Exercise –
Find each line with the string "stared" and copy it.

Entries shown –
......
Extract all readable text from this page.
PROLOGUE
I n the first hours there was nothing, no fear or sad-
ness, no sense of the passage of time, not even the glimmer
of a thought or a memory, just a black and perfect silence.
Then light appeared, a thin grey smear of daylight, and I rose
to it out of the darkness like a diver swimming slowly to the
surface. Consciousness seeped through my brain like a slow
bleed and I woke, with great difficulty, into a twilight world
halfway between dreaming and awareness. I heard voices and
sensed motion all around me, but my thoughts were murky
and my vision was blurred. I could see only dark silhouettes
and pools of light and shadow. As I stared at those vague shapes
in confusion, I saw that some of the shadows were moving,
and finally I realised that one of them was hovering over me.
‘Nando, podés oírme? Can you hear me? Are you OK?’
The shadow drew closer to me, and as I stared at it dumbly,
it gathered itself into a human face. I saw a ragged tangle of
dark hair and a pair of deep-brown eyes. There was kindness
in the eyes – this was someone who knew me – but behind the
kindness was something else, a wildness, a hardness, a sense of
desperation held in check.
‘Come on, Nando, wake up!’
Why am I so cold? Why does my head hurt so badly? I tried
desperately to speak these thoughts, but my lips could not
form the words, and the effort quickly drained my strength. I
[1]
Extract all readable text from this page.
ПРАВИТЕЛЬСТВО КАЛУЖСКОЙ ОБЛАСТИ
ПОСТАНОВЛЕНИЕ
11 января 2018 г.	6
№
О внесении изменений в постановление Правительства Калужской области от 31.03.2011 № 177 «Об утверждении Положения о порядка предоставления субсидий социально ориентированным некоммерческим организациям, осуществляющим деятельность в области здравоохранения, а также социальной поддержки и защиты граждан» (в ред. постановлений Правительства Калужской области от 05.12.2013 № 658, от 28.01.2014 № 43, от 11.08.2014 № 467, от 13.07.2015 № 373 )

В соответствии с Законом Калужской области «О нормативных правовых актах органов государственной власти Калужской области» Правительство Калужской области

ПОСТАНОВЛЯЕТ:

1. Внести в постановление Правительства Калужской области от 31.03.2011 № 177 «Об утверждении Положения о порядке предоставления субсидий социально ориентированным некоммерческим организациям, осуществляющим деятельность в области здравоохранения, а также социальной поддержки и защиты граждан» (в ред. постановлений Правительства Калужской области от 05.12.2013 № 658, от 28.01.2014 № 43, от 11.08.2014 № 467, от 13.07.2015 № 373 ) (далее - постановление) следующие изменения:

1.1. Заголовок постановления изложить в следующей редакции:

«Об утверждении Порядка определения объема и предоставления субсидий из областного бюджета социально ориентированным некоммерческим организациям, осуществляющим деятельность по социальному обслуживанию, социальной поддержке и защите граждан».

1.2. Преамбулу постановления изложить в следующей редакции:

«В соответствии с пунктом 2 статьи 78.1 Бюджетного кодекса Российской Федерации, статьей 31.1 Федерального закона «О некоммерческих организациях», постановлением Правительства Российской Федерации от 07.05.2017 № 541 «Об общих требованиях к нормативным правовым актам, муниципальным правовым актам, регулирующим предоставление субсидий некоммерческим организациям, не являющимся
......
Written answer –
and pools of light and shadow. As I stared at those vague shapes
The shadow drew closer to me, and as I stared at it dumbly,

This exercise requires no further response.